Data tied to figure images
==============================
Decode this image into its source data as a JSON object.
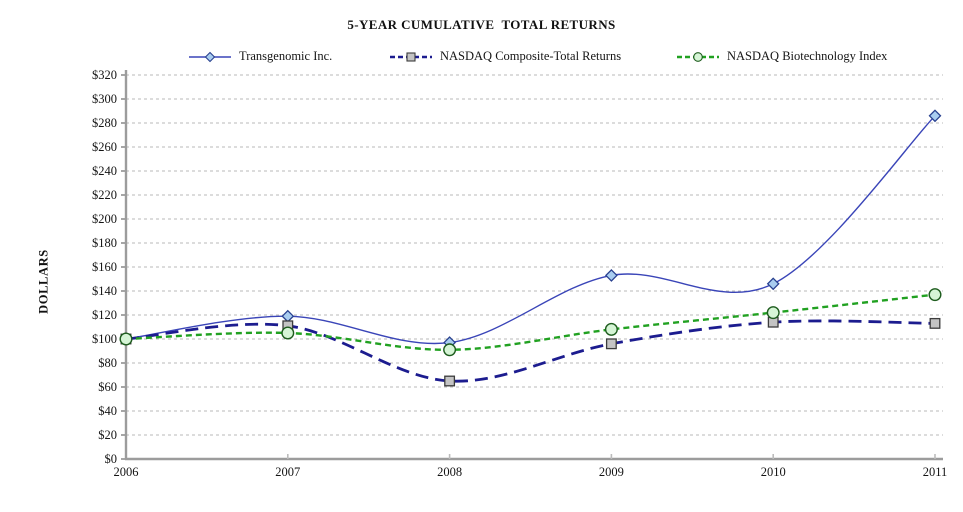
{
  "chart_data": {
    "type": "line",
    "title": "5-YEAR CUMULATIVE  TOTAL RETURNS",
    "ylabel": "DOLLARS",
    "xlabel": "",
    "x": [
      "2006",
      "2007",
      "2008",
      "2009",
      "2010",
      "2011"
    ],
    "y_ticks": [
      "$0",
      "$20",
      "$40",
      "$60",
      "$80",
      "$100",
      "$120",
      "$140",
      "$160",
      "$180",
      "$200",
      "$220",
      "$240",
      "$260",
      "$280",
      "$300",
      "$320"
    ],
    "y_tick_step": 20,
    "ylim": [
      0,
      320
    ],
    "grid": "horizontal-dashed-gray",
    "legend_position": "top",
    "line_smoothing": "spline",
    "axis_color": "#9c9c9c",
    "grid_color": "#b9b9b9",
    "series": [
      {
        "name": "Transgenomic Inc.",
        "values": [
          100,
          119,
          97,
          153,
          146,
          286
        ],
        "color": "#3a45b8",
        "style": "solid",
        "width": 1.4,
        "marker": "diamond",
        "marker_fill": "#a9cdf0",
        "marker_stroke": "#29418f"
      },
      {
        "name": "NASDAQ Composite-Total Returns",
        "values": [
          100,
          111,
          65,
          96,
          114,
          113
        ],
        "color": "#1c1c8f",
        "style": "dashed-long",
        "width": 2.8,
        "marker": "square",
        "marker_fill": "#c4c4c4",
        "marker_stroke": "#3c3c3c"
      },
      {
        "name": "NASDAQ Biotechnology Index",
        "values": [
          100,
          105,
          91,
          108,
          122,
          137
        ],
        "color": "#21a121",
        "style": "dashed-short",
        "width": 2.4,
        "marker": "circle",
        "marker_fill": "#d6f5d6",
        "marker_stroke": "#1e5c1e"
      }
    ]
  }
}
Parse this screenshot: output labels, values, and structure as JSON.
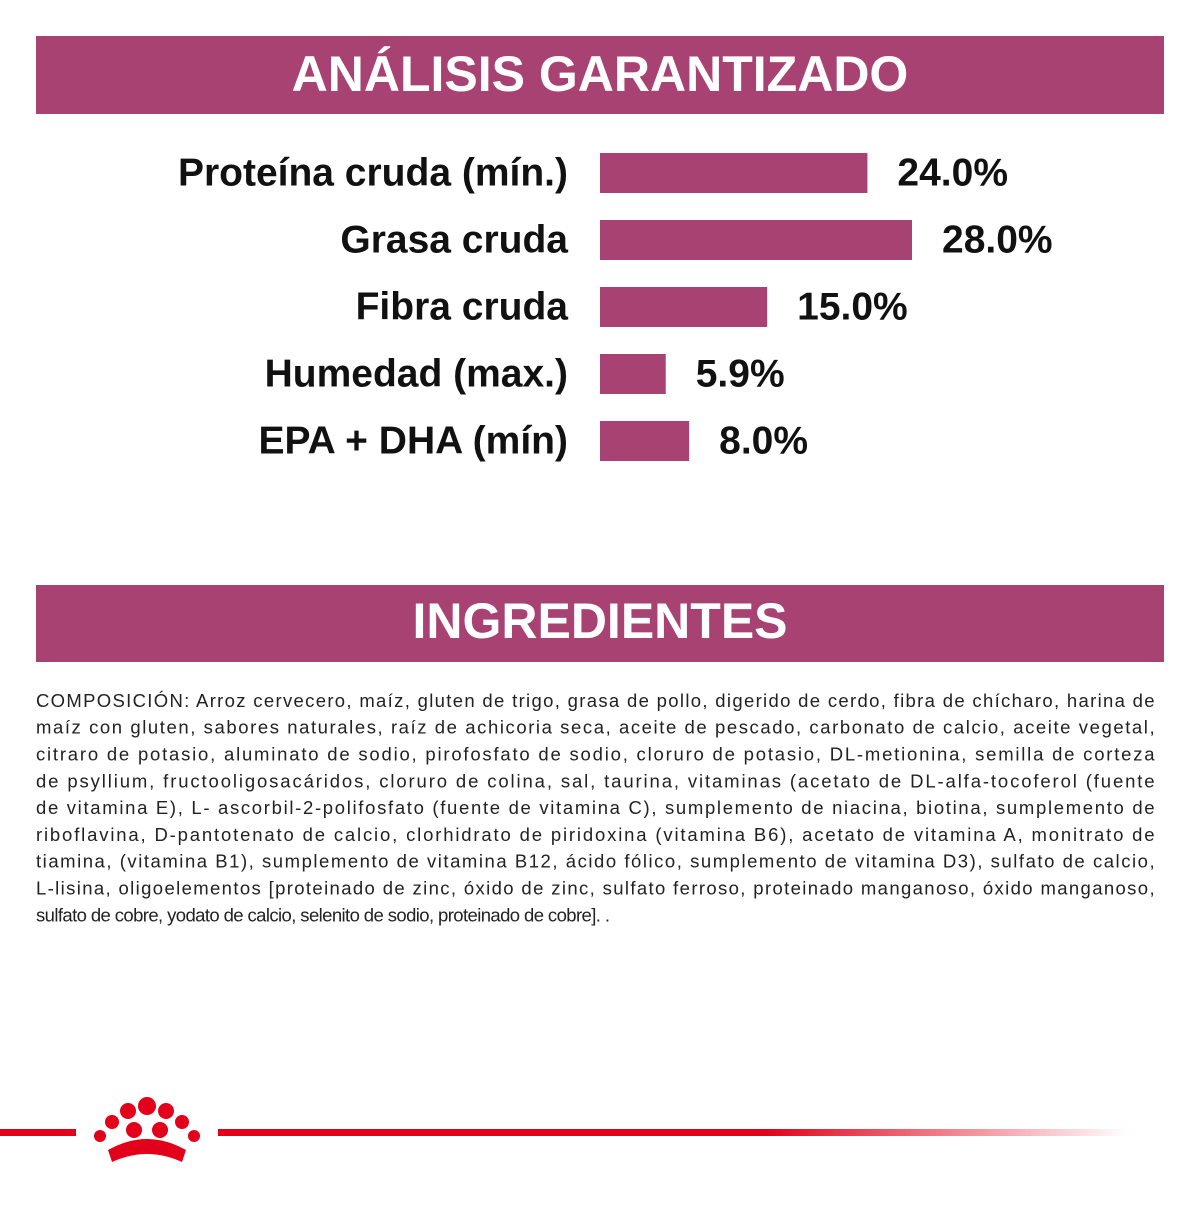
{
  "chart_data": {
    "type": "bar",
    "orientation": "horizontal",
    "title": "ANÁLISIS GARANTIZADO",
    "categories": [
      "Proteína cruda (mín.)",
      "Grasa cruda",
      "Fibra cruda",
      "Humedad (max.)",
      "EPA + DHA (mín)"
    ],
    "values": [
      24.0,
      28.0,
      15.0,
      5.9,
      8.0
    ],
    "value_labels": [
      "24.0%",
      "28.0%",
      "15.0%",
      "5.9%",
      "8.0%"
    ],
    "color": "#a84272"
  },
  "ingredients": {
    "title": "INGREDIENTES",
    "lines": [
      "COMPOSICIÓN: Arroz cervecero, maíz, gluten de trigo, grasa de pollo, digerido de cerdo, fibra de chícharo, harina de",
      "maíz con gluten, sabores naturales, raíz de achicoria seca, aceite de pescado, carbonato de calcio, aceite vegetal,",
      "citraro de potasio, aluminato de sodio, pirofosfato de sodio, cloruro de potasio, DL-metionina, semilla de corteza",
      "de psyllium, fructooligosacáridos, cloruro de colina, sal, taurina, vitaminas (acetato de DL-alfa-tocoferol (fuente",
      "de vitamina E), L- ascorbil-2-polifosfato (fuente de vitamina C), sumplemento de niacina, biotina, sumplemento de",
      "riboflavina, D-pantotenato de calcio, clorhidrato de piridoxina (vitamina B6), acetato de vitamina A, monitrato de",
      "tiamina, (vitamina B1), sumplemento de vitamina B12, ácido fólico, sumplemento de vitamina D3), sulfato de calcio,",
      "L-lisina, oligoelementos [proteinado de zinc, óxido de zinc, sulfato ferroso, proteinado manganoso, óxido manganoso,",
      "sulfato de cobre, yodato de calcio, selenito de sodio, proteinado de cobre]. ."
    ]
  }
}
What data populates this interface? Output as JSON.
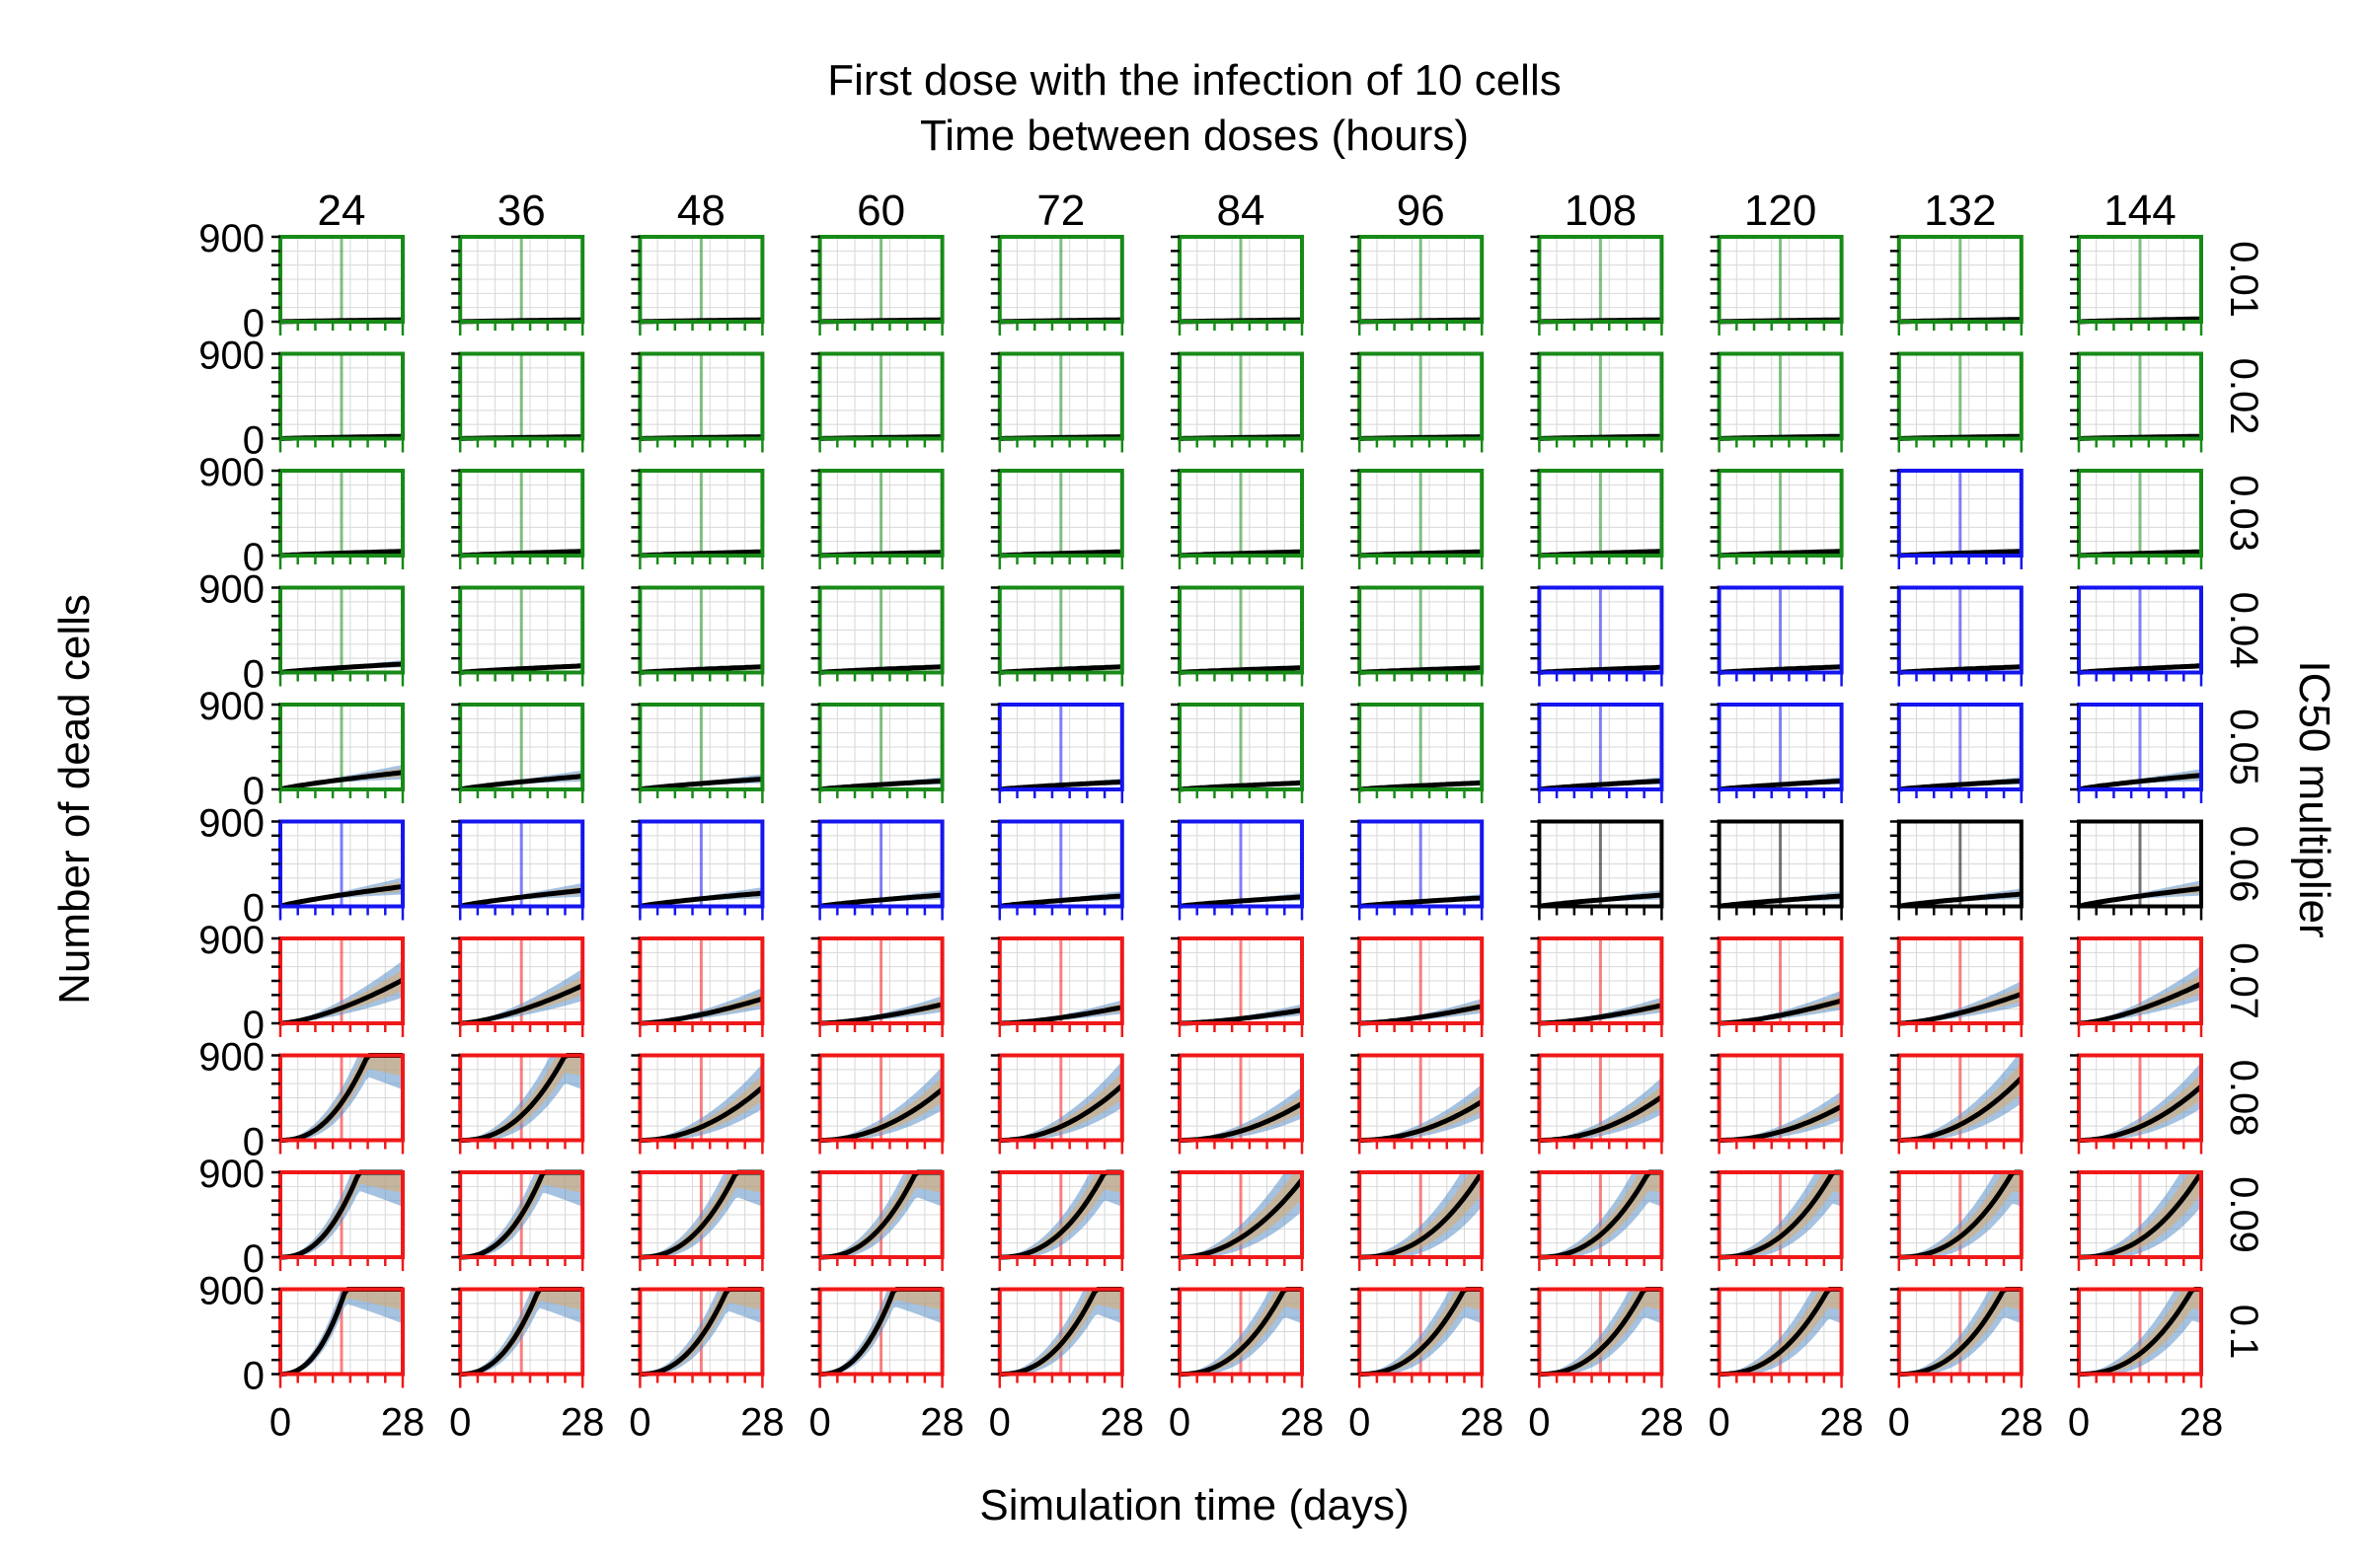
{
  "chart_data": {
    "type": "line",
    "layout": "small-multiples grid, 10 rows x 11 columns",
    "title_line1": "First dose with the infection of 10 cells",
    "title_line2": "Time between doses (hours)",
    "xlabel": "Simulation time (days)",
    "ylabel": "Number of dead cells",
    "right_label": "IC50 multiplier",
    "x_tick_labels": [
      "0",
      "28"
    ],
    "xlim": [
      0,
      28
    ],
    "y_tick_labels": [
      "900",
      "0"
    ],
    "ylim": [
      0,
      900
    ],
    "grid": true,
    "columns": [
      "24",
      "36",
      "48",
      "60",
      "72",
      "84",
      "96",
      "108",
      "120",
      "132",
      "144"
    ],
    "rows": [
      "0.01",
      "0.02",
      "0.03",
      "0.04",
      "0.05",
      "0.06",
      "0.07",
      "0.08",
      "0.09",
      "0.1"
    ],
    "outcome_colors": {
      "g": "#178a17",
      "b": "#1515f0",
      "k": "#000000",
      "r": "#f01818"
    },
    "band_colors": [
      "#5b8fc7",
      "#e5a85c",
      "#8c8c8c"
    ],
    "mean_line_color": "#000000",
    "outcome_grid": [
      "ggggggggggg",
      "ggggggggggg",
      "gggggggggbg",
      "gggggggbbbb",
      "ggggbggbbbb",
      "bbbbbbbkkkk",
      "rrrrrrrrrrr",
      "rrrrrrrrrrr",
      "rrrrrrrrrrr",
      "rrrrrrrrrrr"
    ],
    "final_dead_cells": [
      [
        20,
        20,
        20,
        20,
        20,
        20,
        20,
        20,
        20,
        25,
        30
      ],
      [
        25,
        20,
        20,
        20,
        20,
        20,
        20,
        25,
        25,
        25,
        25
      ],
      [
        45,
        45,
        40,
        35,
        40,
        40,
        40,
        45,
        45,
        45,
        40
      ],
      [
        90,
        70,
        60,
        60,
        60,
        50,
        50,
        55,
        60,
        60,
        70
      ],
      [
        180,
        140,
        110,
        90,
        80,
        70,
        70,
        90,
        90,
        90,
        150
      ],
      [
        210,
        170,
        140,
        120,
        110,
        100,
        90,
        120,
        110,
        130,
        190
      ],
      [
        460,
        400,
        260,
        200,
        170,
        140,
        180,
        190,
        240,
        310,
        420
      ],
      [
        900,
        900,
        560,
        540,
        580,
        390,
        410,
        460,
        360,
        660,
        570
      ],
      [
        900,
        900,
        900,
        900,
        900,
        820,
        900,
        900,
        900,
        900,
        900
      ],
      [
        900,
        900,
        900,
        900,
        900,
        900,
        900,
        900,
        900,
        900,
        900
      ]
    ],
    "saturation_day": [
      [
        null,
        null,
        null,
        null,
        null,
        null,
        null,
        null,
        null,
        null,
        null
      ],
      [
        null,
        null,
        null,
        null,
        null,
        null,
        null,
        null,
        null,
        null,
        null
      ],
      [
        null,
        null,
        null,
        null,
        null,
        null,
        null,
        null,
        null,
        null,
        null
      ],
      [
        null,
        null,
        null,
        null,
        null,
        null,
        null,
        null,
        null,
        null,
        null
      ],
      [
        null,
        null,
        null,
        null,
        null,
        null,
        null,
        null,
        null,
        null,
        null
      ],
      [
        null,
        null,
        null,
        null,
        null,
        null,
        null,
        null,
        null,
        null,
        null
      ],
      [
        null,
        null,
        null,
        null,
        null,
        null,
        null,
        null,
        null,
        null,
        null
      ],
      [
        20,
        24,
        null,
        null,
        null,
        null,
        null,
        null,
        null,
        null,
        null
      ],
      [
        18,
        19,
        22,
        22,
        24,
        null,
        28,
        25,
        26,
        26,
        28
      ],
      [
        15,
        18,
        20,
        17,
        22,
        24,
        24,
        24,
        25,
        24,
        26
      ]
    ]
  }
}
==============================
Problem to work on >> Retrieve each line from the records above where the word "cloruro" occurs.

Result below >>
      "citraro de potasio, aluminato de sodio, pirofosfato de sodio, cloruro de potasio, DL-metionina, semilla de corteza",
      "de psyllium, fructooligosacáridos, cloruro de colina, sal, taurina, vitaminas (acetato de DL-alfa-tocoferol (fuente",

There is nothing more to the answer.